**INPUT FOR THIS TASK:**
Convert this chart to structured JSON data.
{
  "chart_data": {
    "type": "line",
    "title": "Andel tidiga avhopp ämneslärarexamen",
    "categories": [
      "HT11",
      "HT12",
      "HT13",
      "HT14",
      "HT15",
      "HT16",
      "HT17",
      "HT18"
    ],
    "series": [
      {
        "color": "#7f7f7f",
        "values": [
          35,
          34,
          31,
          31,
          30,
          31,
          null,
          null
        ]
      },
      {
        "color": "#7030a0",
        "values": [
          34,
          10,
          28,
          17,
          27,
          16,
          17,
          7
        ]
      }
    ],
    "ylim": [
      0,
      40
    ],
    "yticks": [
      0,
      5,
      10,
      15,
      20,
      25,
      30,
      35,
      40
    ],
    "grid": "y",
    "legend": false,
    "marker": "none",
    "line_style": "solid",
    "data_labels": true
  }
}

**WORK TO COMPLETE:**
The entries above should be repeated exactly, every one of them.

**EXERCISE OUTPUT:**
Convert this chart to structured JSON data.
{
  "chart_data": {
    "type": "line",
    "title": "Andel tidiga avhopp ämneslärarexamen",
    "categories": [
      "HT11",
      "HT12",
      "HT13",
      "HT14",
      "HT15",
      "HT16",
      "HT17",
      "HT18"
    ],
    "series": [
      {
        "color": "#7f7f7f",
        "values": [
          35,
          34,
          31,
          31,
          30,
          31,
          null,
          null
        ]
      },
      {
        "color": "#7030a0",
        "values": [
          34,
          10,
          28,
          17,
          27,
          16,
          17,
          7
        ]
      }
    ],
    "ylim": [
      0,
      40
    ],
    "yticks": [
      0,
      5,
      10,
      15,
      20,
      25,
      30,
      35,
      40
    ],
    "grid": "y",
    "legend": false,
    "marker": "none",
    "line_style": "solid",
    "data_labels": true
  }
}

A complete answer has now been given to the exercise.